**EXERCISE OBJECTIVE:** Copy out each line exactly; pictures stay out of the copy.

**THE RECORDS:**
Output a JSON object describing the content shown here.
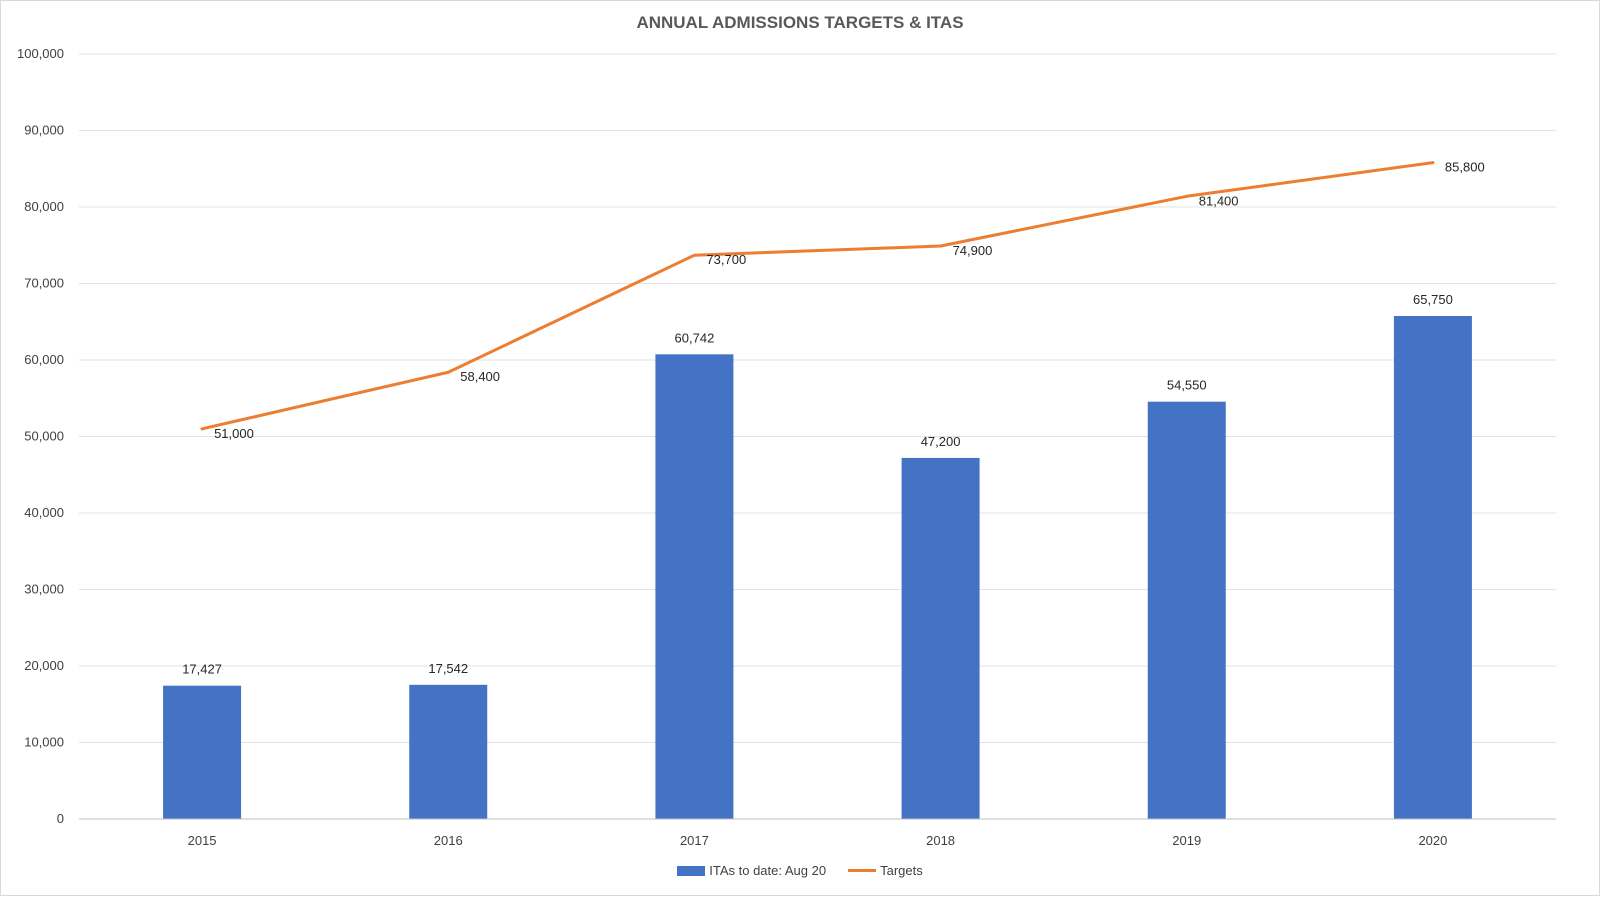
{
  "chart_data": {
    "type": "bar",
    "title": "ANNUAL ADMISSIONS TARGETS & ITAS",
    "categories": [
      "2015",
      "2016",
      "2017",
      "2018",
      "2019",
      "2020"
    ],
    "ylim": [
      0,
      100000
    ],
    "yticks": [
      0,
      10000,
      20000,
      30000,
      40000,
      50000,
      60000,
      70000,
      80000,
      90000,
      100000
    ],
    "ytick_labels": [
      "0",
      "10,000",
      "20,000",
      "30,000",
      "40,000",
      "50,000",
      "60,000",
      "70,000",
      "80,000",
      "90,000",
      "100,000"
    ],
    "grid": true,
    "legend_position": "bottom",
    "series": [
      {
        "name": "ITAs to date: Aug 20",
        "type": "bar",
        "color": "#4472C4",
        "values": [
          17427,
          17542,
          60742,
          47200,
          54550,
          65750
        ],
        "labels": [
          "17,427",
          "17,542",
          "60,742",
          "47,200",
          "54,550",
          "65,750"
        ]
      },
      {
        "name": "Targets",
        "type": "line",
        "color": "#ED7D31",
        "values": [
          51000,
          58400,
          73700,
          74900,
          81400,
          85800
        ],
        "labels": [
          "51,000",
          "58,400",
          "73,700",
          "74,900",
          "81,400",
          "85,800"
        ]
      }
    ]
  }
}
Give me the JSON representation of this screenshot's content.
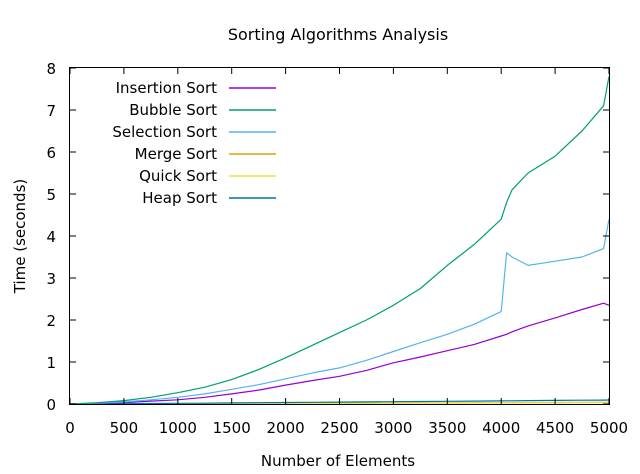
{
  "chart_data": {
    "type": "line",
    "title": "Sorting Algorithms Analysis",
    "xlabel": "Number of Elements",
    "ylabel": "Time (seconds)",
    "xlim": [
      0,
      5000
    ],
    "ylim": [
      0,
      8
    ],
    "xticks": [
      0,
      500,
      1000,
      1500,
      2000,
      2500,
      3000,
      3500,
      4000,
      4500,
      5000
    ],
    "yticks": [
      0,
      1,
      2,
      3,
      4,
      5,
      6,
      7,
      8
    ],
    "grid": false,
    "legend": "top-left",
    "x": [
      0,
      250,
      500,
      750,
      1000,
      1250,
      1500,
      1750,
      2000,
      2250,
      2500,
      2750,
      3000,
      3250,
      3500,
      3750,
      4000,
      4050,
      4100,
      4250,
      4500,
      4750,
      4950,
      5000
    ],
    "series": [
      {
        "name": "Insertion Sort",
        "color": "#9400d3",
        "values": [
          0,
          0.01,
          0.03,
          0.07,
          0.1,
          0.16,
          0.24,
          0.33,
          0.45,
          0.56,
          0.66,
          0.8,
          0.98,
          1.12,
          1.27,
          1.42,
          1.62,
          1.66,
          1.72,
          1.86,
          2.05,
          2.25,
          2.4,
          2.35
        ]
      },
      {
        "name": "Bubble Sort",
        "color": "#009e73",
        "values": [
          0,
          0.03,
          0.08,
          0.16,
          0.27,
          0.4,
          0.58,
          0.82,
          1.1,
          1.4,
          1.7,
          2.0,
          2.35,
          2.75,
          3.3,
          3.8,
          4.4,
          4.8,
          5.1,
          5.5,
          5.9,
          6.5,
          7.1,
          7.8
        ]
      },
      {
        "name": "Selection Sort",
        "color": "#56b4e9",
        "values": [
          0,
          0.02,
          0.05,
          0.1,
          0.16,
          0.24,
          0.35,
          0.46,
          0.6,
          0.74,
          0.86,
          1.04,
          1.25,
          1.46,
          1.66,
          1.9,
          2.2,
          3.6,
          3.5,
          3.3,
          3.4,
          3.5,
          3.7,
          4.4
        ]
      },
      {
        "name": "Merge Sort",
        "color": "#e69f00",
        "values": [
          0,
          0.002,
          0.004,
          0.006,
          0.008,
          0.01,
          0.012,
          0.014,
          0.016,
          0.018,
          0.02,
          0.022,
          0.024,
          0.026,
          0.028,
          0.03,
          0.032,
          0.032,
          0.033,
          0.034,
          0.036,
          0.038,
          0.04,
          0.04
        ]
      },
      {
        "name": "Quick Sort",
        "color": "#f0e442",
        "values": [
          0,
          0.001,
          0.003,
          0.004,
          0.006,
          0.008,
          0.009,
          0.01,
          0.012,
          0.014,
          0.015,
          0.017,
          0.018,
          0.02,
          0.021,
          0.023,
          0.025,
          0.025,
          0.026,
          0.027,
          0.028,
          0.03,
          0.031,
          0.032
        ]
      },
      {
        "name": "Heap Sort",
        "color": "#0072b2",
        "values": [
          0,
          0.004,
          0.008,
          0.012,
          0.016,
          0.02,
          0.025,
          0.03,
          0.035,
          0.04,
          0.045,
          0.05,
          0.055,
          0.06,
          0.065,
          0.07,
          0.075,
          0.076,
          0.077,
          0.08,
          0.085,
          0.09,
          0.094,
          0.095
        ]
      }
    ]
  }
}
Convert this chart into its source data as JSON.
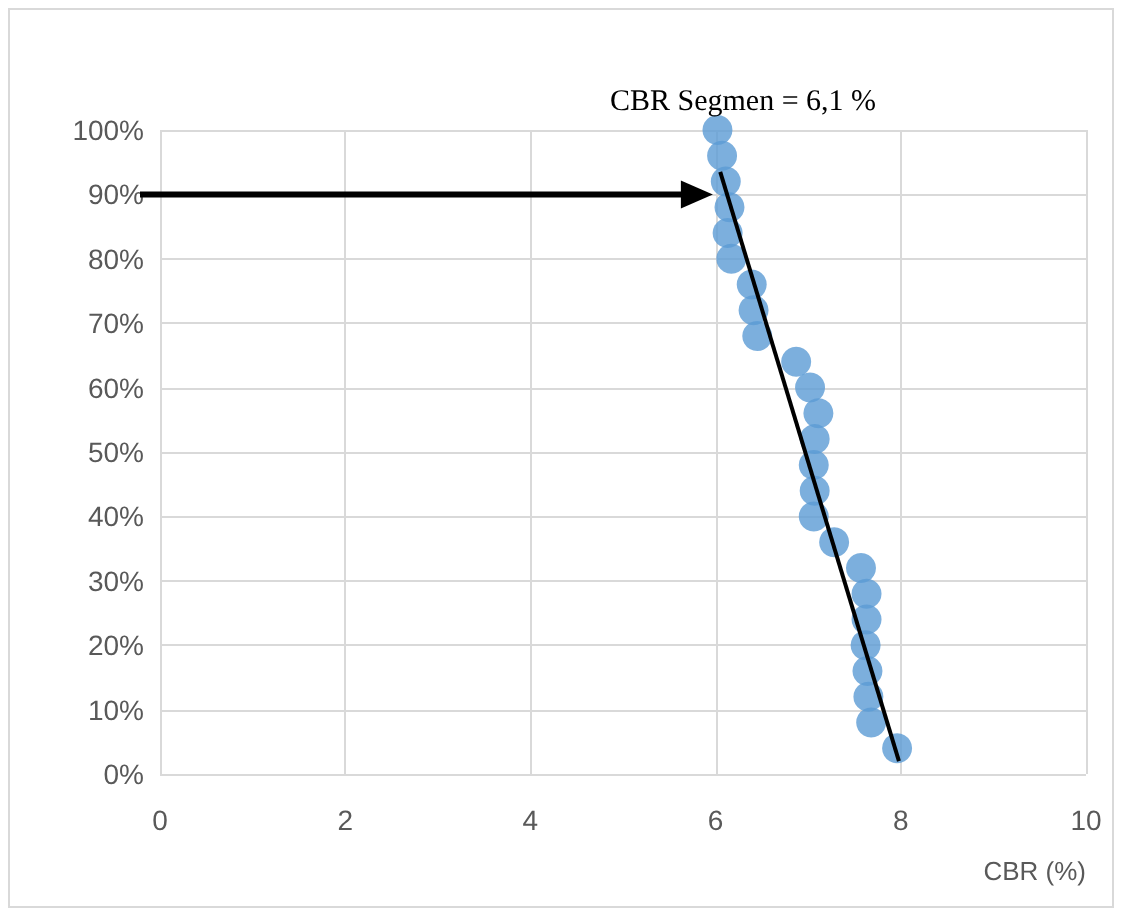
{
  "chart_data": {
    "type": "scatter",
    "xlabel": "CBR (%)",
    "annotations": [
      {
        "text": "CBR Segmen = 6,1 %",
        "x": 6.1,
        "y": 90
      }
    ],
    "series": [
      {
        "color": "#5b9bd5",
        "x": [
          6.02,
          6.07,
          6.11,
          6.15,
          6.13,
          6.17,
          6.39,
          6.41,
          6.45,
          6.87,
          7.02,
          7.11,
          7.07,
          7.06,
          7.07,
          7.06,
          7.28,
          7.57,
          7.63,
          7.63,
          7.62,
          7.64,
          7.65,
          7.68,
          7.96
        ],
        "values": [
          100,
          96,
          92,
          88,
          84,
          80,
          76,
          72,
          68,
          64,
          60,
          56,
          52,
          48,
          44,
          40,
          36,
          32,
          28,
          24,
          20,
          16,
          12,
          8,
          4
        ]
      },
      {
        "type": "line",
        "color": "#000000",
        "x": [
          6.05,
          7.98
        ],
        "values": [
          93.5,
          2
        ],
        "marker": "none"
      }
    ],
    "xlim": [
      0,
      10
    ],
    "xticks": [
      0,
      2,
      4,
      6,
      8,
      10
    ],
    "ylim": [
      0,
      100
    ],
    "yticks": [
      {
        "value": 0,
        "label": "0%"
      },
      {
        "value": 10,
        "label": "10%"
      },
      {
        "value": 20,
        "label": "20%"
      },
      {
        "value": 30,
        "label": "30%"
      },
      {
        "value": 40,
        "label": "40%"
      },
      {
        "value": 50,
        "label": "50%"
      },
      {
        "value": 60,
        "label": "60%"
      },
      {
        "value": 70,
        "label": "70%"
      },
      {
        "value": 80,
        "label": "80%"
      },
      {
        "value": 90,
        "label": "90%"
      },
      {
        "value": 100,
        "label": "100%"
      }
    ],
    "grid": true,
    "marker": "circle"
  }
}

**ANSWER TO THIS TASK:**
Output a JSON object describing the content shown here.
{
  "chart_data": {
    "type": "bar",
    "title": "ANNUAL ADMISSIONS TARGETS & ITAS",
    "categories": [
      "2015",
      "2016",
      "2017",
      "2018",
      "2019",
      "2020"
    ],
    "ylim": [
      0,
      100000
    ],
    "yticks": [
      0,
      10000,
      20000,
      30000,
      40000,
      50000,
      60000,
      70000,
      80000,
      90000,
      100000
    ],
    "ytick_labels": [
      "0",
      "10,000",
      "20,000",
      "30,000",
      "40,000",
      "50,000",
      "60,000",
      "70,000",
      "80,000",
      "90,000",
      "100,000"
    ],
    "grid": true,
    "legend_position": "bottom",
    "series": [
      {
        "name": "ITAs to date: Aug 20",
        "type": "bar",
        "color": "#4472C4",
        "values": [
          17427,
          17542,
          60742,
          47200,
          54550,
          65750
        ],
        "labels": [
          "17,427",
          "17,542",
          "60,742",
          "47,200",
          "54,550",
          "65,750"
        ]
      },
      {
        "name": "Targets",
        "type": "line",
        "color": "#ED7D31",
        "values": [
          51000,
          58400,
          73700,
          74900,
          81400,
          85800
        ],
        "labels": [
          "51,000",
          "58,400",
          "73,700",
          "74,900",
          "81,400",
          "85,800"
        ]
      }
    ]
  }
}
Give me the JSON representation of this screenshot's content.
{
  "chart_data": {
    "type": "line",
    "title": "Sorting Algorithms Analysis",
    "xlabel": "Number of Elements",
    "ylabel": "Time (seconds)",
    "xlim": [
      0,
      5000
    ],
    "ylim": [
      0,
      8
    ],
    "xticks": [
      0,
      500,
      1000,
      1500,
      2000,
      2500,
      3000,
      3500,
      4000,
      4500,
      5000
    ],
    "yticks": [
      0,
      1,
      2,
      3,
      4,
      5,
      6,
      7,
      8
    ],
    "grid": false,
    "legend": "top-left",
    "x": [
      0,
      250,
      500,
      750,
      1000,
      1250,
      1500,
      1750,
      2000,
      2250,
      2500,
      2750,
      3000,
      3250,
      3500,
      3750,
      4000,
      4050,
      4100,
      4250,
      4500,
      4750,
      4950,
      5000
    ],
    "series": [
      {
        "name": "Insertion Sort",
        "color": "#9400d3",
        "values": [
          0,
          0.01,
          0.03,
          0.07,
          0.1,
          0.16,
          0.24,
          0.33,
          0.45,
          0.56,
          0.66,
          0.8,
          0.98,
          1.12,
          1.27,
          1.42,
          1.62,
          1.66,
          1.72,
          1.86,
          2.05,
          2.25,
          2.4,
          2.35
        ]
      },
      {
        "name": "Bubble Sort",
        "color": "#009e73",
        "values": [
          0,
          0.03,
          0.08,
          0.16,
          0.27,
          0.4,
          0.58,
          0.82,
          1.1,
          1.4,
          1.7,
          2.0,
          2.35,
          2.75,
          3.3,
          3.8,
          4.4,
          4.8,
          5.1,
          5.5,
          5.9,
          6.5,
          7.1,
          7.8
        ]
      },
      {
        "name": "Selection Sort",
        "color": "#56b4e9",
        "values": [
          0,
          0.02,
          0.05,
          0.1,
          0.16,
          0.24,
          0.35,
          0.46,
          0.6,
          0.74,
          0.86,
          1.04,
          1.25,
          1.46,
          1.66,
          1.9,
          2.2,
          3.6,
          3.5,
          3.3,
          3.4,
          3.5,
          3.7,
          4.4
        ]
      },
      {
        "name": "Merge Sort",
        "color": "#e69f00",
        "values": [
          0,
          0.002,
          0.004,
          0.006,
          0.008,
          0.01,
          0.012,
          0.014,
          0.016,
          0.018,
          0.02,
          0.022,
          0.024,
          0.026,
          0.028,
          0.03,
          0.032,
          0.032,
          0.033,
          0.034,
          0.036,
          0.038,
          0.04,
          0.04
        ]
      },
      {
        "name": "Quick Sort",
        "color": "#f0e442",
        "values": [
          0,
          0.001,
          0.003,
          0.004,
          0.006,
          0.008,
          0.009,
          0.01,
          0.012,
          0.014,
          0.015,
          0.017,
          0.018,
          0.02,
          0.021,
          0.023,
          0.025,
          0.025,
          0.026,
          0.027,
          0.028,
          0.03,
          0.031,
          0.032
        ]
      },
      {
        "name": "Heap Sort",
        "color": "#0072b2",
        "values": [
          0,
          0.004,
          0.008,
          0.012,
          0.016,
          0.02,
          0.025,
          0.03,
          0.035,
          0.04,
          0.045,
          0.05,
          0.055,
          0.06,
          0.065,
          0.07,
          0.075,
          0.076,
          0.077,
          0.08,
          0.085,
          0.09,
          0.094,
          0.095
        ]
      }
    ]
  }
}
Convert this chart into its source data as JSON.
{
  "chart_data": {
    "type": "scatter",
    "xlabel": "CBR (%)",
    "annotations": [
      {
        "text": "CBR Segmen = 6,1 %",
        "x": 6.1,
        "y": 90
      }
    ],
    "series": [
      {
        "color": "#5b9bd5",
        "x": [
          6.02,
          6.07,
          6.11,
          6.15,
          6.13,
          6.17,
          6.39,
          6.41,
          6.45,
          6.87,
          7.02,
          7.11,
          7.07,
          7.06,
          7.07,
          7.06,
          7.28,
          7.57,
          7.63,
          7.63,
          7.62,
          7.64,
          7.65,
          7.68,
          7.96
        ],
        "values": [
          100,
          96,
          92,
          88,
          84,
          80,
          76,
          72,
          68,
          64,
          60,
          56,
          52,
          48,
          44,
          40,
          36,
          32,
          28,
          24,
          20,
          16,
          12,
          8,
          4
        ]
      },
      {
        "type": "line",
        "color": "#000000",
        "x": [
          6.05,
          7.98
        ],
        "values": [
          93.5,
          2
        ],
        "marker": "none"
      }
    ],
    "xlim": [
      0,
      10
    ],
    "xticks": [
      0,
      2,
      4,
      6,
      8,
      10
    ],
    "ylim": [
      0,
      100
    ],
    "yticks": [
      {
        "value": 0,
        "label": "0%"
      },
      {
        "value": 10,
        "label": "10%"
      },
      {
        "value": 20,
        "label": "20%"
      },
      {
        "value": 30,
        "label": "30%"
      },
      {
        "value": 40,
        "label": "40%"
      },
      {
        "value": 50,
        "label": "50%"
      },
      {
        "value": 60,
        "label": "60%"
      },
      {
        "value": 70,
        "label": "70%"
      },
      {
        "value": 80,
        "label": "80%"
      },
      {
        "value": 90,
        "label": "90%"
      },
      {
        "value": 100,
        "label": "100%"
      }
    ],
    "grid": true,
    "marker": "circle"
  }
}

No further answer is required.